▶ **SUPPLIED ENTRIES**
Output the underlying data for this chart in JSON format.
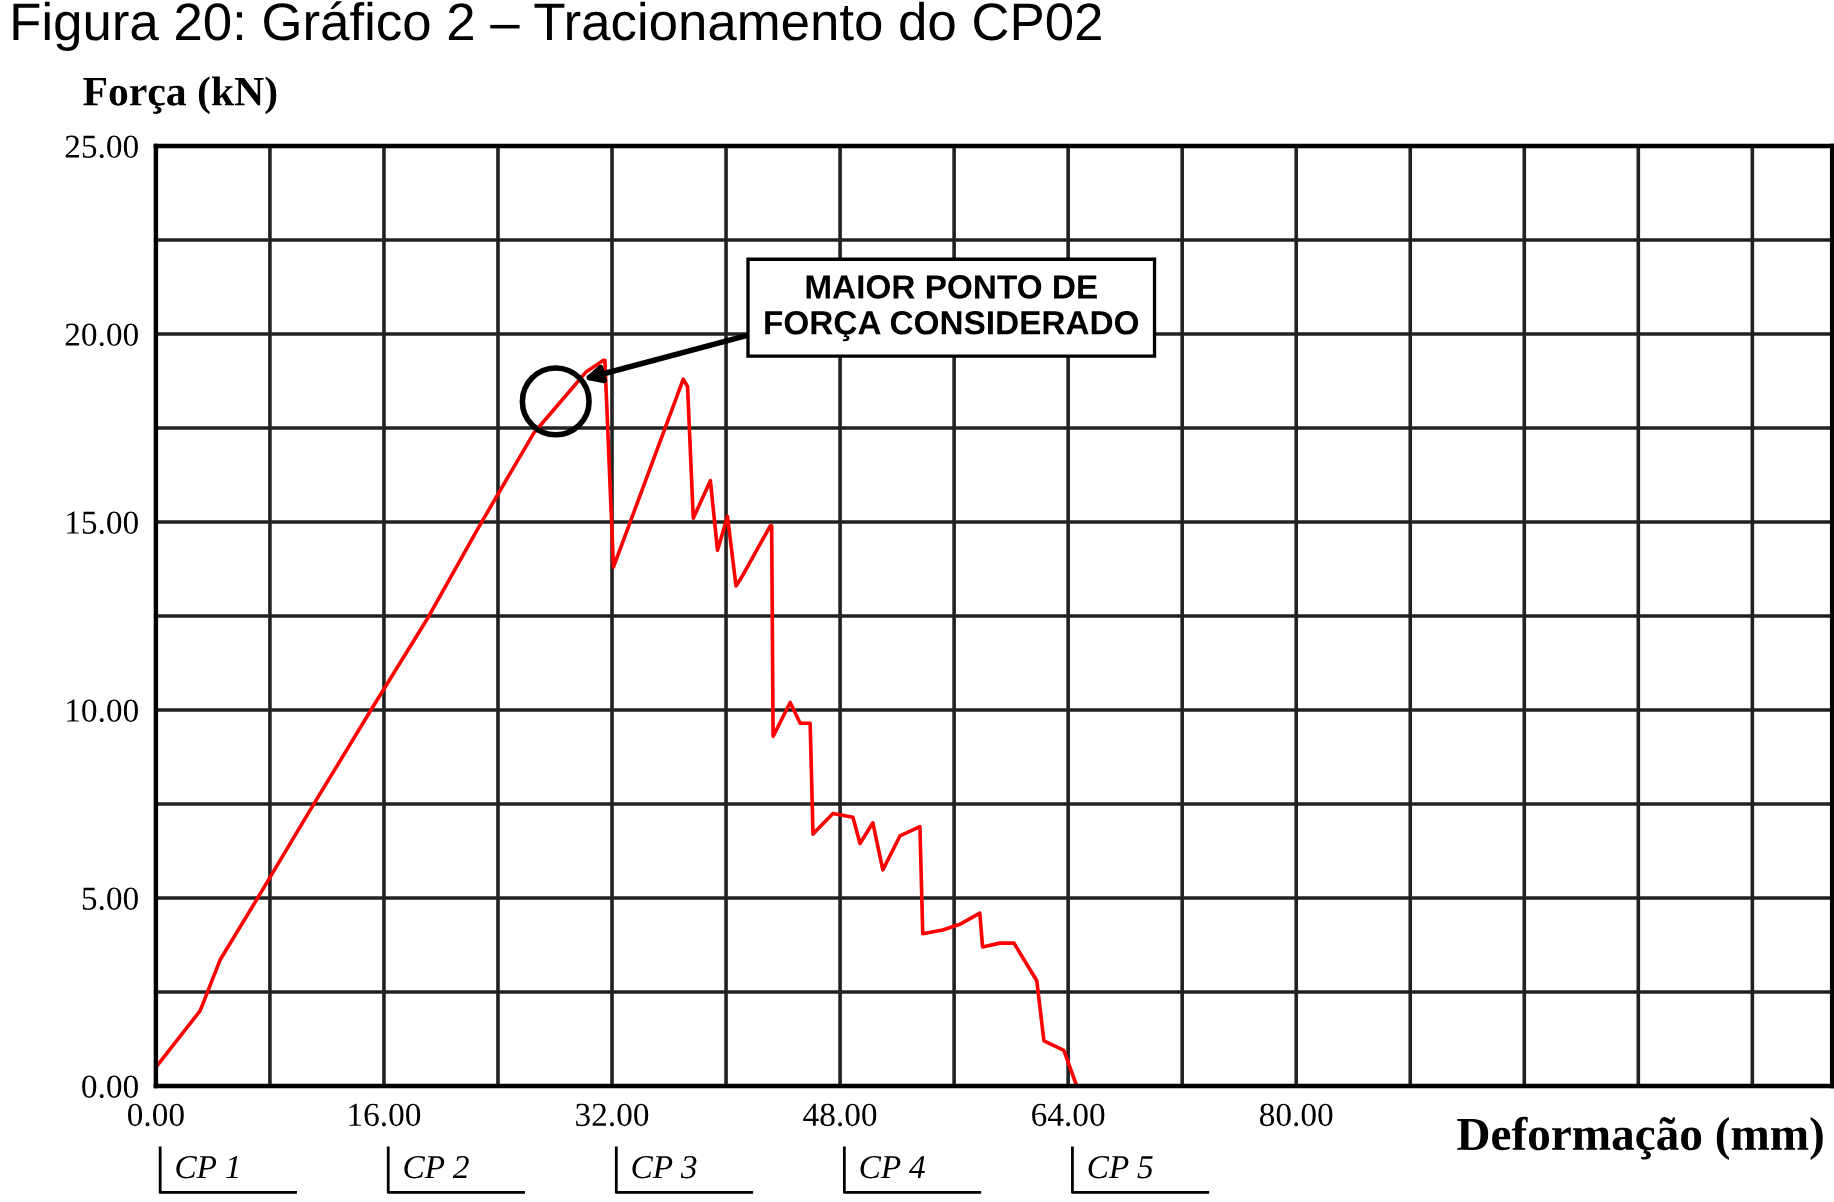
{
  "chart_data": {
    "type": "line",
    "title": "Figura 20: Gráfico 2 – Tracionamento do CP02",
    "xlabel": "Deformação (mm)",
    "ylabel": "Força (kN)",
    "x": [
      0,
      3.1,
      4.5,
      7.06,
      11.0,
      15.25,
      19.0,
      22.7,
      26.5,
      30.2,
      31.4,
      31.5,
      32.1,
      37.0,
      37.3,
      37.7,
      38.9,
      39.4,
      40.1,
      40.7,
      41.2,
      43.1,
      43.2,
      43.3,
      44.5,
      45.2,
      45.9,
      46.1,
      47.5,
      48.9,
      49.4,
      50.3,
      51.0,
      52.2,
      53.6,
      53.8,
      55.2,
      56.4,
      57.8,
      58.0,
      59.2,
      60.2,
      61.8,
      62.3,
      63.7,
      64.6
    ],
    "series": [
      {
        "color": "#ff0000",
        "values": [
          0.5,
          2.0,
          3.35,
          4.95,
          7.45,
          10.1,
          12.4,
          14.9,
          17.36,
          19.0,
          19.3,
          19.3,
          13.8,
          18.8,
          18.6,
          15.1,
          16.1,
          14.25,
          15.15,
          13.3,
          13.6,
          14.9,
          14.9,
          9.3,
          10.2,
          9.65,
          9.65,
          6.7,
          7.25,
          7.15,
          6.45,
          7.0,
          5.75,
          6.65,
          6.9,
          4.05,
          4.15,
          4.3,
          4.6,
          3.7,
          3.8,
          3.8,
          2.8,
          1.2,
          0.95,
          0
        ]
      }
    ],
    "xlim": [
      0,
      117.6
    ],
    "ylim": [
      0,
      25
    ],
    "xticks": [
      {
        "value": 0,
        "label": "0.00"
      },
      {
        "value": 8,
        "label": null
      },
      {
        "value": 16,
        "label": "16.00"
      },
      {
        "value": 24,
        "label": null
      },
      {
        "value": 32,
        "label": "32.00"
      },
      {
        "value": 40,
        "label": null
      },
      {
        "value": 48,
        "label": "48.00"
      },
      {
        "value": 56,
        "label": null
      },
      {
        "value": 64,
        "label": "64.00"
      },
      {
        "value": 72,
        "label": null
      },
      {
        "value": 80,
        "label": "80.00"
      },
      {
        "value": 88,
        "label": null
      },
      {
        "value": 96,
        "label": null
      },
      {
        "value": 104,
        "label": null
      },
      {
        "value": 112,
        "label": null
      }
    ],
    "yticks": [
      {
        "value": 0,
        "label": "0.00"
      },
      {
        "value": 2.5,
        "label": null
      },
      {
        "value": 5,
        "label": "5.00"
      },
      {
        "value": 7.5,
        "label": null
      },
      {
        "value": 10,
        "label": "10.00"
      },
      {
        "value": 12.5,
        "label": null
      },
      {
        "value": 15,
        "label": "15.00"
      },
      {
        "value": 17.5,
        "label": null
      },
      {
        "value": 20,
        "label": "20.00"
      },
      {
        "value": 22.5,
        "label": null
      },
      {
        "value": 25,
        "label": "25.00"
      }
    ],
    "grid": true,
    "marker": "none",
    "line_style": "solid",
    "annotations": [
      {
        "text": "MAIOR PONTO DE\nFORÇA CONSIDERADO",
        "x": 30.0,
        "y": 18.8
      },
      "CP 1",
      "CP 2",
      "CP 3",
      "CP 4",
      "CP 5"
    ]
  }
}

---

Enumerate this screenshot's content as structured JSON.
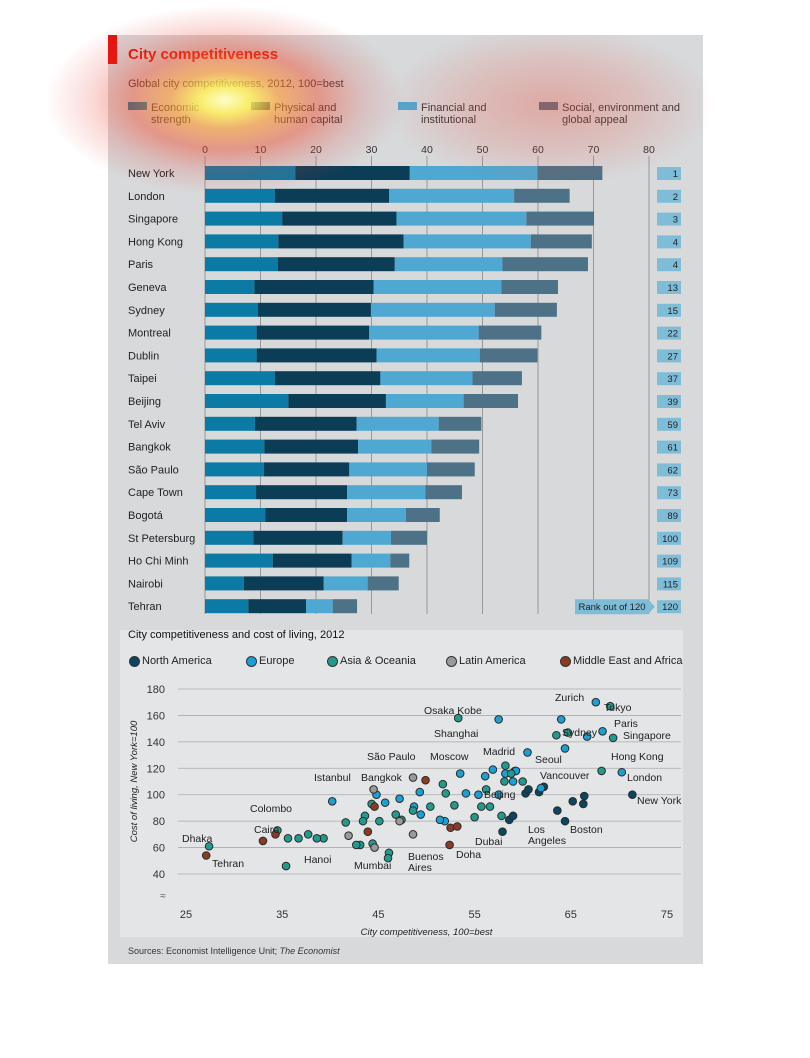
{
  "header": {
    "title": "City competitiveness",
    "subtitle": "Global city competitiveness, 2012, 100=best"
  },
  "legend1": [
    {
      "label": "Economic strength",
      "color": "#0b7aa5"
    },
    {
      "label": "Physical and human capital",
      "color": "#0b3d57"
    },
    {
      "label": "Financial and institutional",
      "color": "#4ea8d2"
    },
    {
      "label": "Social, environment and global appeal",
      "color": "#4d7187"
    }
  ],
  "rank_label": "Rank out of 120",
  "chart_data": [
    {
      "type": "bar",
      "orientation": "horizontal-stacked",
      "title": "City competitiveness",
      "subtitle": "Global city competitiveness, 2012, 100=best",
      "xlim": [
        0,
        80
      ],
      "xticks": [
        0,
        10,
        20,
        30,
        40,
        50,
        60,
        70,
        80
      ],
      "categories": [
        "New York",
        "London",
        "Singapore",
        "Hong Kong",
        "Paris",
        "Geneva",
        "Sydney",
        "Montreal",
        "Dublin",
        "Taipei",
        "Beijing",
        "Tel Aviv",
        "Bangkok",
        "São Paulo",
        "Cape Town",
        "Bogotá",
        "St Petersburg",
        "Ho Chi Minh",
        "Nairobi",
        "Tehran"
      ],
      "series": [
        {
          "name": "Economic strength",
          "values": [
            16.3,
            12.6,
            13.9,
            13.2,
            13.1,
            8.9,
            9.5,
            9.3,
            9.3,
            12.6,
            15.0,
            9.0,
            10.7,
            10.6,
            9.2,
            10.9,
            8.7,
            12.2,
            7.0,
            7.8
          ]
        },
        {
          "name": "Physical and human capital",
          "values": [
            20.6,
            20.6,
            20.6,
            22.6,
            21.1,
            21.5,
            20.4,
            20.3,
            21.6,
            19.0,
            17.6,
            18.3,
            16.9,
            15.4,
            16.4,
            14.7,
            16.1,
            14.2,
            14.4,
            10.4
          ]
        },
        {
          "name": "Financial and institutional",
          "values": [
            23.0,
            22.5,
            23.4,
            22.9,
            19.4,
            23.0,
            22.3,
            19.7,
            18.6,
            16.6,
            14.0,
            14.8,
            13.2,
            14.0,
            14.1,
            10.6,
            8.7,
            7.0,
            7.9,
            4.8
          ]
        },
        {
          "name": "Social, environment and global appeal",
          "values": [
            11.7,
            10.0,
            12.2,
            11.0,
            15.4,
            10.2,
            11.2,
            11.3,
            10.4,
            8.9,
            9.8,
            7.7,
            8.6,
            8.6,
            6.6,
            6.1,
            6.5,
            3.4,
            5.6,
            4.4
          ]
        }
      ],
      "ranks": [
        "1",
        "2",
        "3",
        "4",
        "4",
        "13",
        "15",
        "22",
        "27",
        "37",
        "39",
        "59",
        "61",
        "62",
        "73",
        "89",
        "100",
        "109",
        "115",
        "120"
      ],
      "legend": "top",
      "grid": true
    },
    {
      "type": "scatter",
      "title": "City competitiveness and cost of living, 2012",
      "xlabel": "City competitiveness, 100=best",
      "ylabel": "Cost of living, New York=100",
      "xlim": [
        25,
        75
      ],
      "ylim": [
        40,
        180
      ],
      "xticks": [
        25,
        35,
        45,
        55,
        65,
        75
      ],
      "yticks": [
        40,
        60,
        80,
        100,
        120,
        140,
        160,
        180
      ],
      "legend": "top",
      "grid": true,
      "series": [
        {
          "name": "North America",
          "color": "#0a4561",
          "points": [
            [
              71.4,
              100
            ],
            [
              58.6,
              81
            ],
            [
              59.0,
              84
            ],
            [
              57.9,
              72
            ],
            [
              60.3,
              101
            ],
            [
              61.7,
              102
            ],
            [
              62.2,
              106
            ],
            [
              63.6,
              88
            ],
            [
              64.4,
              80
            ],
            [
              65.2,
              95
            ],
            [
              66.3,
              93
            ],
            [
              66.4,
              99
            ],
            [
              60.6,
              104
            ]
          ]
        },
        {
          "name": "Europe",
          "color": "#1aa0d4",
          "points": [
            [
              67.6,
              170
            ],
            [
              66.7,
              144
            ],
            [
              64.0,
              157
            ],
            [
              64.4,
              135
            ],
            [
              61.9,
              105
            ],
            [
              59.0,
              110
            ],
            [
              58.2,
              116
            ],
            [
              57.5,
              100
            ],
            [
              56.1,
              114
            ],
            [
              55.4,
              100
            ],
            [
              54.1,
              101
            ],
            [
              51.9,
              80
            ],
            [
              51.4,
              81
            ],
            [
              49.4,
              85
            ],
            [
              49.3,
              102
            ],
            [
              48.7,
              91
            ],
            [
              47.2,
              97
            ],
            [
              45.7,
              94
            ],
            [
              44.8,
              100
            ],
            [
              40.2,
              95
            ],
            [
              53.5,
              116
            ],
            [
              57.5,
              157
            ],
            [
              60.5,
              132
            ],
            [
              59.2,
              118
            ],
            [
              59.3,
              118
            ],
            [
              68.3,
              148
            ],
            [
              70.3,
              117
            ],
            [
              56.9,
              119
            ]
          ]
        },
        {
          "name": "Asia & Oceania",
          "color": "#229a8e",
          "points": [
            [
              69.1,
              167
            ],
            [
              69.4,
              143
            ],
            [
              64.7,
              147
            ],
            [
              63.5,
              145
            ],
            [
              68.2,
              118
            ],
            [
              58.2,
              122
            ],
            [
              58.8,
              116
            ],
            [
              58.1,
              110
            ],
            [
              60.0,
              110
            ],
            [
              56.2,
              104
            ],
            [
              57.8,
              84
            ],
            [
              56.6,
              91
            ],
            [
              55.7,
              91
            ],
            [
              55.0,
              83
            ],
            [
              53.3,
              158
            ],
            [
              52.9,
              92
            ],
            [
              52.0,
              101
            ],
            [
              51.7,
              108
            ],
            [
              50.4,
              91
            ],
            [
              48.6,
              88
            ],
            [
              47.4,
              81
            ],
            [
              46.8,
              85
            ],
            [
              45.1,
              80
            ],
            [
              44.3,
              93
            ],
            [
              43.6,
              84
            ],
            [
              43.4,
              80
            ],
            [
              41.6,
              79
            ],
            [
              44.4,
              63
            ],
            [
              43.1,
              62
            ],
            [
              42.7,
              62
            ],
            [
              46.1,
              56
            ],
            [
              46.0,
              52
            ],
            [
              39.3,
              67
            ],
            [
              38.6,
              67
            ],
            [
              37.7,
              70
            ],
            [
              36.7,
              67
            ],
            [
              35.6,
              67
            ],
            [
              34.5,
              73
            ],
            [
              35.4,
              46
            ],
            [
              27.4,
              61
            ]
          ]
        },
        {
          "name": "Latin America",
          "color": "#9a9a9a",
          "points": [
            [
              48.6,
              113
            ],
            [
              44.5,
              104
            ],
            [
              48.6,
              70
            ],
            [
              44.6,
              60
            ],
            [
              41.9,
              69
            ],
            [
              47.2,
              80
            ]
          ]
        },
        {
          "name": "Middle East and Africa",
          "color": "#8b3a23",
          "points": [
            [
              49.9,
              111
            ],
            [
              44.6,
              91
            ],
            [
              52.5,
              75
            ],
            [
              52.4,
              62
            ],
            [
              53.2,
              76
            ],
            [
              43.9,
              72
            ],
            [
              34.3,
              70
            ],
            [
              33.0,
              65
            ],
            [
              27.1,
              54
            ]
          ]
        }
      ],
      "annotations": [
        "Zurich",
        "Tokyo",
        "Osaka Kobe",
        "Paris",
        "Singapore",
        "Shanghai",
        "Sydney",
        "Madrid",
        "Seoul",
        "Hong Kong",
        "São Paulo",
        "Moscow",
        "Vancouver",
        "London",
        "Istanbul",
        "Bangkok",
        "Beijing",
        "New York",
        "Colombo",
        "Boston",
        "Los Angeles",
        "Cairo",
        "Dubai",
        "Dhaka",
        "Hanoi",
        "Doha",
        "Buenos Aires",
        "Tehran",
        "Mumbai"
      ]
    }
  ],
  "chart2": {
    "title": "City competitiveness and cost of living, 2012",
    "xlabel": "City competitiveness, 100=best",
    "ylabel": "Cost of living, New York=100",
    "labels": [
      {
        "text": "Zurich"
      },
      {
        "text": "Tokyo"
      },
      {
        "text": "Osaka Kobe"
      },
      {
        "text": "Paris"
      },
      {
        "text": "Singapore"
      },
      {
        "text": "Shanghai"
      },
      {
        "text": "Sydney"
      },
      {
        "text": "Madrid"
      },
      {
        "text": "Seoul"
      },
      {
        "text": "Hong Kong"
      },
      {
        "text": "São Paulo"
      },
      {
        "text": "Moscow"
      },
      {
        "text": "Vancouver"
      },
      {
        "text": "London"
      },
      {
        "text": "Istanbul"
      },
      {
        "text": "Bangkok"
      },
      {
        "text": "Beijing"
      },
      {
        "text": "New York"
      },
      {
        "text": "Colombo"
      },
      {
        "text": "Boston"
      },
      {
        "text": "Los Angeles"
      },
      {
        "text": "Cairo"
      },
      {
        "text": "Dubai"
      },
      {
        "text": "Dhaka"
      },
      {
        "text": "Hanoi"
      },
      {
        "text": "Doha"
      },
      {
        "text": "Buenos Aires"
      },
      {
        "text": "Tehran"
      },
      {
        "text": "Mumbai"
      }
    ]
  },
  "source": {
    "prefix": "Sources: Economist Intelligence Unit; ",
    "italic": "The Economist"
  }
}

--

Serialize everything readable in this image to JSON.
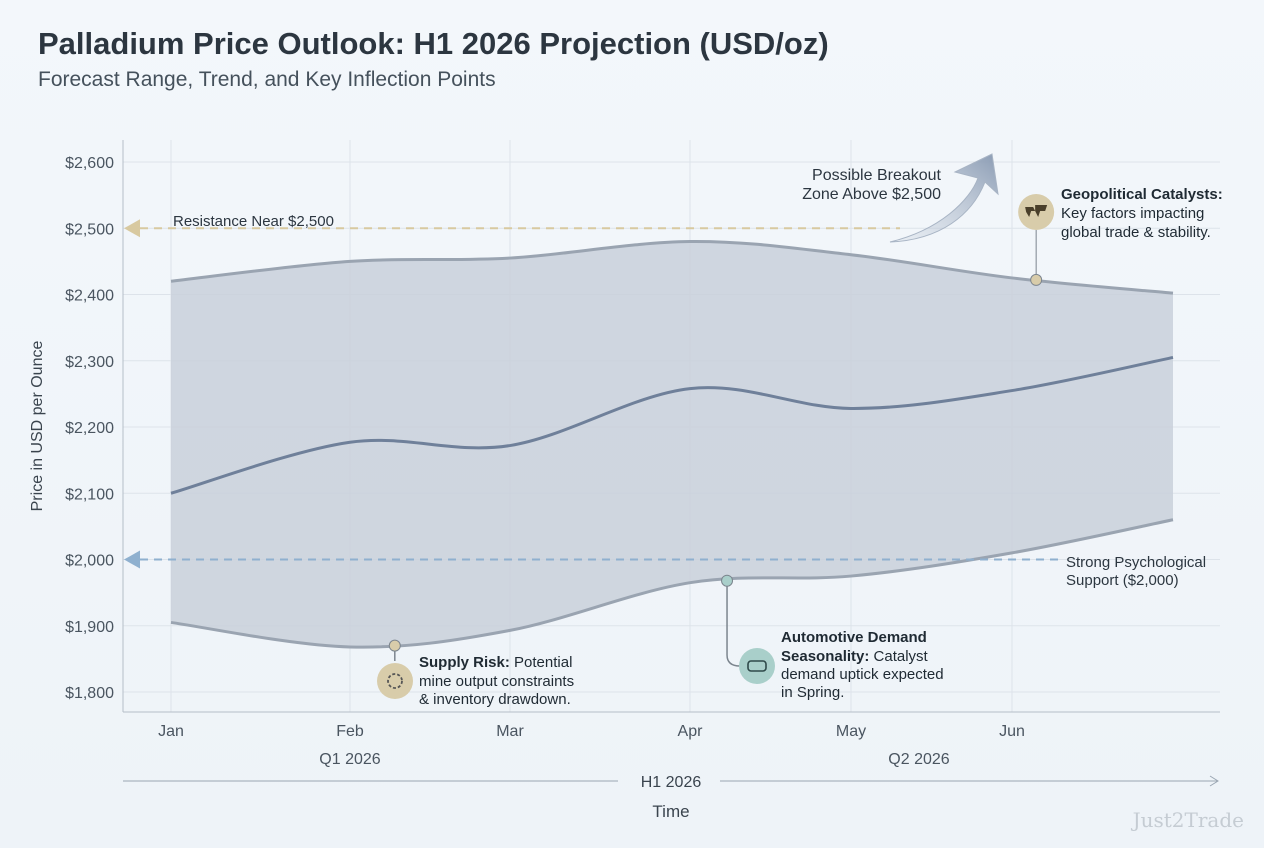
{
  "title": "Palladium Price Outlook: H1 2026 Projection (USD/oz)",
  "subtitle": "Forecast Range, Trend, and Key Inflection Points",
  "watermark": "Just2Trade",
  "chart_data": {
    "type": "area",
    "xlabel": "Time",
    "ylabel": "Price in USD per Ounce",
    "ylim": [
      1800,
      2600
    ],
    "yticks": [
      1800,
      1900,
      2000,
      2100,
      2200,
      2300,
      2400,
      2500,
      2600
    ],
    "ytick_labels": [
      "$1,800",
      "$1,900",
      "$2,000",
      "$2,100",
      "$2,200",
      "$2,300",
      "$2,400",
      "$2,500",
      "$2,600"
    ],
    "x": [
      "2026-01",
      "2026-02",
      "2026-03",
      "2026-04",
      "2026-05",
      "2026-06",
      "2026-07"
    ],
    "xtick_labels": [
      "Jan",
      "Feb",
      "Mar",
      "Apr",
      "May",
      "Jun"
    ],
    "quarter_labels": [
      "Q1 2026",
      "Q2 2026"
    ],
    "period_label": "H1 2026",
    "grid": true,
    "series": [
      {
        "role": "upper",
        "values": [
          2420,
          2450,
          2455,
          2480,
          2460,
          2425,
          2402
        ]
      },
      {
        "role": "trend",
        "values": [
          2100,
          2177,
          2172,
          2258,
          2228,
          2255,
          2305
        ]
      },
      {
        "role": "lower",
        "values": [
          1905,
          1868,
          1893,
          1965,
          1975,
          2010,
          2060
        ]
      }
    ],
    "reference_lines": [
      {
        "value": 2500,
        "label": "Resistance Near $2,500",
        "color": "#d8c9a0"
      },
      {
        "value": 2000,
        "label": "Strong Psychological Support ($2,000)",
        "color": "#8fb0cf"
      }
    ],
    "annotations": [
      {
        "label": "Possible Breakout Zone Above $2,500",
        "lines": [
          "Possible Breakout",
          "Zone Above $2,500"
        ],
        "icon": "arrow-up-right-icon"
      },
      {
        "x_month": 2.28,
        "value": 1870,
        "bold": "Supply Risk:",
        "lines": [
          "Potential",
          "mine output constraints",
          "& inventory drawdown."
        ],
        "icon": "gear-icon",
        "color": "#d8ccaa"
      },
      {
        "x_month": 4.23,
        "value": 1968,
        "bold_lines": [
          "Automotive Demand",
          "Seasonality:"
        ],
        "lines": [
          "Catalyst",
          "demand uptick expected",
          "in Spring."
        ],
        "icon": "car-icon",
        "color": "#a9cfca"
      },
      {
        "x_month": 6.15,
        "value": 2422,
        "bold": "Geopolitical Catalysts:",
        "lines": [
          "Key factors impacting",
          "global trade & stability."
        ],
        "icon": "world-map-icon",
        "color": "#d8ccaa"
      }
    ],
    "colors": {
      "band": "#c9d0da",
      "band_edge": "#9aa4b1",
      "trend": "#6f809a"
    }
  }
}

▶ **JOB**
All lines above with "living" in them should be returned.

▶ **REPLY TO THE EXERCISE**
      "title": "City competitiveness and cost of living, 2012",
      "ylabel": "Cost of living, New York=100",
    "title": "City competitiveness and cost of living, 2012",
    "ylabel": "Cost of living, New York=100",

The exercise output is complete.